Extracted information –

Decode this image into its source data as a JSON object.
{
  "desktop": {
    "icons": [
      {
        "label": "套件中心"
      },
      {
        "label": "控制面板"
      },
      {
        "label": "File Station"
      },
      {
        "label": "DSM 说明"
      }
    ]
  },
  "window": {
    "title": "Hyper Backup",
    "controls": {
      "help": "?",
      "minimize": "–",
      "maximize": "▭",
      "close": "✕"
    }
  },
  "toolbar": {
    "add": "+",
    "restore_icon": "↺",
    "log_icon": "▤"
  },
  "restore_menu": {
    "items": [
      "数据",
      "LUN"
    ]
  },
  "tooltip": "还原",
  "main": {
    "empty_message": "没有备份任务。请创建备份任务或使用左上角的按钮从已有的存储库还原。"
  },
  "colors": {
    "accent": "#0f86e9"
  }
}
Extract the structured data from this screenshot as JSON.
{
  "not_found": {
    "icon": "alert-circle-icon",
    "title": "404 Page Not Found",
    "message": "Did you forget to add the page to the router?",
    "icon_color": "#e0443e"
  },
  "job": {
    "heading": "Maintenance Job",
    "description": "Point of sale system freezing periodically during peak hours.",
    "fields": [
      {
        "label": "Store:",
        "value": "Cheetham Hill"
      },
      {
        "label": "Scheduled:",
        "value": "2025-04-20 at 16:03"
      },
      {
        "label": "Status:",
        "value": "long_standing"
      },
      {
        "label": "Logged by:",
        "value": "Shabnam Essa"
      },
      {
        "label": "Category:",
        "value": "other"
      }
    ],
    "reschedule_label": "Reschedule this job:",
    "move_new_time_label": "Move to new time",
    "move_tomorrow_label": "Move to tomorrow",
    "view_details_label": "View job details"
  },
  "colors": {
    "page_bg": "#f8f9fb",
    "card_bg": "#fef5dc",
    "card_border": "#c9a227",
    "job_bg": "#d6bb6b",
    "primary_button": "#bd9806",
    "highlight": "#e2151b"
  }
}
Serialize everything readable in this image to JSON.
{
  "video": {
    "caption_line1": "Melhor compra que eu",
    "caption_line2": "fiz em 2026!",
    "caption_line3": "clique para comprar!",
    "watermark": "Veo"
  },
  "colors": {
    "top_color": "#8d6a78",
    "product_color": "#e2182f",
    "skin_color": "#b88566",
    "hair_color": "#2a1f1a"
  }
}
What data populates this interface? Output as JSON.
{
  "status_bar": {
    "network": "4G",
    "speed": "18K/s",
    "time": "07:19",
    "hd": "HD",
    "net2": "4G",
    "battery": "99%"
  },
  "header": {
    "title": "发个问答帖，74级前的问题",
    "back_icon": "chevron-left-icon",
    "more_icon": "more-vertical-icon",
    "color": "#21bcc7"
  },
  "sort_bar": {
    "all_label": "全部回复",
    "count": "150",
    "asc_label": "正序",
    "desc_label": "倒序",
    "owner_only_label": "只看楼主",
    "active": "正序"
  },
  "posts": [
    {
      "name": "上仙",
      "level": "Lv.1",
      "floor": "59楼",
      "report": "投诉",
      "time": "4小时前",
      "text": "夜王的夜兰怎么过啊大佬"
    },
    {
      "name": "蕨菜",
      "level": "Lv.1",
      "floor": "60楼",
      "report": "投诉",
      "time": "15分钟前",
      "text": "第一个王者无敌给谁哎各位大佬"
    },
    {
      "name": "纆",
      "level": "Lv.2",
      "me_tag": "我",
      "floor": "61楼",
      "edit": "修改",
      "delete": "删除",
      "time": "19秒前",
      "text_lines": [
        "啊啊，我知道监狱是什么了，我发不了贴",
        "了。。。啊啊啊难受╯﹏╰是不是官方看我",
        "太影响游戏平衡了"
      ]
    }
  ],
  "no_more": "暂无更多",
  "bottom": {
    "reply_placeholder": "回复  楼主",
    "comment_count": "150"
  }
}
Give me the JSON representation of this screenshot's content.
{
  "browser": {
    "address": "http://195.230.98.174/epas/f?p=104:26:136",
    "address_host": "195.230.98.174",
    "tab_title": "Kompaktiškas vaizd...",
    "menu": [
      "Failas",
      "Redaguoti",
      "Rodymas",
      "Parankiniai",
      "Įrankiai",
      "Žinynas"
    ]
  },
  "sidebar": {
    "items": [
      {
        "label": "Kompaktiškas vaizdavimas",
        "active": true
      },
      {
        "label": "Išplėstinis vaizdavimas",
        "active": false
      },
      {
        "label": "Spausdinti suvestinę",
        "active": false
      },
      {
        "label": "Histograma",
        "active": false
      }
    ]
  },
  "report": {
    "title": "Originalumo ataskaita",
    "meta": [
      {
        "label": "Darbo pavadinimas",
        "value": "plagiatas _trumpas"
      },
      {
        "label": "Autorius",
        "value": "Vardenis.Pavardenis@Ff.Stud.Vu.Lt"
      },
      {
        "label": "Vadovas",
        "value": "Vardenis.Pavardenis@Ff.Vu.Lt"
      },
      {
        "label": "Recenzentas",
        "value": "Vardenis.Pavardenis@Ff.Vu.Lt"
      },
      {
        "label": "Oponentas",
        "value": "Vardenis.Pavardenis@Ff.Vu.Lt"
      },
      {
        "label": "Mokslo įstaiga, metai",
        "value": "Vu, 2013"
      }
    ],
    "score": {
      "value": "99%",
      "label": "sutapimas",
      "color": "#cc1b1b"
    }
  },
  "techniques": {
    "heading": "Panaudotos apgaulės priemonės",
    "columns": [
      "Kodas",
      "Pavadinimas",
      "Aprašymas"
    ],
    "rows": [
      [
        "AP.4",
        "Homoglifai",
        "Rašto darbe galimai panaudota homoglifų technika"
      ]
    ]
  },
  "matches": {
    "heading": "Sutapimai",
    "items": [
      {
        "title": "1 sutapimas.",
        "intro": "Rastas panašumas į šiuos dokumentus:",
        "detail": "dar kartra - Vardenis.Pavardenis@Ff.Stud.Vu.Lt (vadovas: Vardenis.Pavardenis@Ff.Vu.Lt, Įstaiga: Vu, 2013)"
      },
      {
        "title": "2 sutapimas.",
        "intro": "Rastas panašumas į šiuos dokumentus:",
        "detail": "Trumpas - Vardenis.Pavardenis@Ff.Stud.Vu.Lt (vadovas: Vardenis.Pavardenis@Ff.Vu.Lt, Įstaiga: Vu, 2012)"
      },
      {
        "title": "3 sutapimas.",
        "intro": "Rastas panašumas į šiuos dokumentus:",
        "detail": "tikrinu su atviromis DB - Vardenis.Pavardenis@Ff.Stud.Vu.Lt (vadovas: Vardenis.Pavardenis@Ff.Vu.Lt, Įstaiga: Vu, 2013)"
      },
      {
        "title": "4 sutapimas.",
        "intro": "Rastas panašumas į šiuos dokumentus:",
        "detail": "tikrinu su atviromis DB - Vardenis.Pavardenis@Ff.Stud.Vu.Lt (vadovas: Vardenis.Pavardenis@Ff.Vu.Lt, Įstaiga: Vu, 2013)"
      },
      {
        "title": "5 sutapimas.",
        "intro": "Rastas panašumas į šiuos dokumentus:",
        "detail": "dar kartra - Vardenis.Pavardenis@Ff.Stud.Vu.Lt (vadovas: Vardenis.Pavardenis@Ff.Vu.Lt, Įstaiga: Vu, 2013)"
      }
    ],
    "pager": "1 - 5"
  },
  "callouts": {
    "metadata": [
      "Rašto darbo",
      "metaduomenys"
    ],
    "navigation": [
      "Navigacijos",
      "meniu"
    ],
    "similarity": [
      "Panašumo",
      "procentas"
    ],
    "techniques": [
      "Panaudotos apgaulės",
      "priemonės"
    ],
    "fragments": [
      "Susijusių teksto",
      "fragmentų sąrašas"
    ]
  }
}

Exercise requirements – Output all of the material, please, exactly as it stands.

Expected answer –
Decode this image into its source data as a JSON object.
{
  "desktop": {
    "icons": [
      {
        "label": "套件中心"
      },
      {
        "label": "控制面板"
      },
      {
        "label": "File Station"
      },
      {
        "label": "DSM 说明"
      }
    ]
  },
  "window": {
    "title": "Hyper Backup",
    "controls": {
      "help": "?",
      "minimize": "–",
      "maximize": "▭",
      "close": "✕"
    }
  },
  "toolbar": {
    "add": "+",
    "restore_icon": "↺",
    "log_icon": "▤"
  },
  "restore_menu": {
    "items": [
      "数据",
      "LUN"
    ]
  },
  "tooltip": "还原",
  "main": {
    "empty_message": "没有备份任务。请创建备份任务或使用左上角的按钮从已有的存储库还原。"
  },
  "colors": {
    "accent": "#0f86e9"
  }
}
Extract the structured data from this screenshot as JSON.
{
  "not_found": {
    "icon": "alert-circle-icon",
    "title": "404 Page Not Found",
    "message": "Did you forget to add the page to the router?",
    "icon_color": "#e0443e"
  },
  "job": {
    "heading": "Maintenance Job",
    "description": "Point of sale system freezing periodically during peak hours.",
    "fields": [
      {
        "label": "Store:",
        "value": "Cheetham Hill"
      },
      {
        "label": "Scheduled:",
        "value": "2025-04-20 at 16:03"
      },
      {
        "label": "Status:",
        "value": "long_standing"
      },
      {
        "label": "Logged by:",
        "value": "Shabnam Essa"
      },
      {
        "label": "Category:",
        "value": "other"
      }
    ],
    "reschedule_label": "Reschedule this job:",
    "move_new_time_label": "Move to new time",
    "move_tomorrow_label": "Move to tomorrow",
    "view_details_label": "View job details"
  },
  "colors": {
    "page_bg": "#f8f9fb",
    "card_bg": "#fef5dc",
    "card_border": "#c9a227",
    "job_bg": "#d6bb6b",
    "primary_button": "#bd9806",
    "highlight": "#e2151b"
  }
}
Serialize everything readable in this image to JSON.
{
  "video": {
    "caption_line1": "Melhor compra que eu",
    "caption_line2": "fiz em 2026!",
    "caption_line3": "clique para comprar!",
    "watermark": "Veo"
  },
  "colors": {
    "top_color": "#8d6a78",
    "product_color": "#e2182f",
    "skin_color": "#b88566",
    "hair_color": "#2a1f1a"
  }
}
What data populates this interface? Output as JSON.
{
  "status_bar": {
    "network": "4G",
    "speed": "18K/s",
    "time": "07:19",
    "hd": "HD",
    "net2": "4G",
    "battery": "99%"
  },
  "header": {
    "title": "发个问答帖，74级前的问题",
    "back_icon": "chevron-left-icon",
    "more_icon": "more-vertical-icon",
    "color": "#21bcc7"
  },
  "sort_bar": {
    "all_label": "全部回复",
    "count": "150",
    "asc_label": "正序",
    "desc_label": "倒序",
    "owner_only_label": "只看楼主",
    "active": "正序"
  },
  "posts": [
    {
      "name": "上仙",
      "level": "Lv.1",
      "floor": "59楼",
      "report": "投诉",
      "time": "4小时前",
      "text": "夜王的夜兰怎么过啊大佬"
    },
    {
      "name": "蕨菜",
      "level": "Lv.1",
      "floor": "60楼",
      "report": "投诉",
      "time": "15分钟前",
      "text": "第一个王者无敌给谁哎各位大佬"
    },
    {
      "name": "纆",
      "level": "Lv.2",
      "me_tag": "我",
      "floor": "61楼",
      "edit": "修改",
      "delete": "删除",
      "time": "19秒前",
      "text_lines": [
        "啊啊，我知道监狱是什么了，我发不了贴",
        "了。。。啊啊啊难受╯﹏╰是不是官方看我",
        "太影响游戏平衡了"
      ]
    }
  ],
  "no_more": "暂无更多",
  "bottom": {
    "reply_placeholder": "回复  楼主",
    "comment_count": "150"
  }
}
Give me the JSON representation of this screenshot's content.
{
  "browser": {
    "address": "http://195.230.98.174/epas/f?p=104:26:136",
    "address_host": "195.230.98.174",
    "tab_title": "Kompaktiškas vaizd...",
    "menu": [
      "Failas",
      "Redaguoti",
      "Rodymas",
      "Parankiniai",
      "Įrankiai",
      "Žinynas"
    ]
  },
  "sidebar": {
    "items": [
      {
        "label": "Kompaktiškas vaizdavimas",
        "active": true
      },
      {
        "label": "Išplėstinis vaizdavimas",
        "active": false
      },
      {
        "label": "Spausdinti suvestinę",
        "active": false
      },
      {
        "label": "Histograma",
        "active": false
      }
    ]
  },
  "report": {
    "title": "Originalumo ataskaita",
    "meta": [
      {
        "label": "Darbo pavadinimas",
        "value": "plagiatas _trumpas"
      },
      {
        "label": "Autorius",
        "value": "Vardenis.Pavardenis@Ff.Stud.Vu.Lt"
      },
      {
        "label": "Vadovas",
        "value": "Vardenis.Pavardenis@Ff.Vu.Lt"
      },
      {
        "label": "Recenzentas",
        "value": "Vardenis.Pavardenis@Ff.Vu.Lt"
      },
      {
        "label": "Oponentas",
        "value": "Vardenis.Pavardenis@Ff.Vu.Lt"
      },
      {
        "label": "Mokslo įstaiga, metai",
        "value": "Vu, 2013"
      }
    ],
    "score": {
      "value": "99%",
      "label": "sutapimas",
      "color": "#cc1b1b"
    }
  },
  "techniques": {
    "heading": "Panaudotos apgaulės priemonės",
    "columns": [
      "Kodas",
      "Pavadinimas",
      "Aprašymas"
    ],
    "rows": [
      [
        "AP.4",
        "Homoglifai",
        "Rašto darbe galimai panaudota homoglifų technika"
      ]
    ]
  },
  "matches": {
    "heading": "Sutapimai",
    "items": [
      {
        "title": "1 sutapimas.",
        "intro": "Rastas panašumas į šiuos dokumentus:",
        "detail": "dar kartra - Vardenis.Pavardenis@Ff.Stud.Vu.Lt (vadovas: Vardenis.Pavardenis@Ff.Vu.Lt, Įstaiga: Vu, 2013)"
      },
      {
        "title": "2 sutapimas.",
        "intro": "Rastas panašumas į šiuos dokumentus:",
        "detail": "Trumpas - Vardenis.Pavardenis@Ff.Stud.Vu.Lt (vadovas: Vardenis.Pavardenis@Ff.Vu.Lt, Įstaiga: Vu, 2012)"
      },
      {
        "title": "3 sutapimas.",
        "intro": "Rastas panašumas į šiuos dokumentus:",
        "detail": "tikrinu su atviromis DB - Vardenis.Pavardenis@Ff.Stud.Vu.Lt (vadovas: Vardenis.Pavardenis@Ff.Vu.Lt, Įstaiga: Vu, 2013)"
      },
      {
        "title": "4 sutapimas.",
        "intro": "Rastas panašumas į šiuos dokumentus:",
        "detail": "tikrinu su atviromis DB - Vardenis.Pavardenis@Ff.Stud.Vu.Lt (vadovas: Vardenis.Pavardenis@Ff.Vu.Lt, Įstaiga: Vu, 2013)"
      },
      {
        "title": "5 sutapimas.",
        "intro": "Rastas panašumas į šiuos dokumentus:",
        "detail": "dar kartra - Vardenis.Pavardenis@Ff.Stud.Vu.Lt (vadovas: Vardenis.Pavardenis@Ff.Vu.Lt, Įstaiga: Vu, 2013)"
      }
    ],
    "pager": "1 - 5"
  },
  "callouts": {
    "metadata": [
      "Rašto darbo",
      "metaduomenys"
    ],
    "navigation": [
      "Navigacijos",
      "meniu"
    ],
    "similarity": [
      "Panašumo",
      "procentas"
    ],
    "techniques": [
      "Panaudotos apgaulės",
      "priemonės"
    ],
    "fragments": [
      "Susijusių teksto",
      "fragmentų sąrašas"
    ]
  }
}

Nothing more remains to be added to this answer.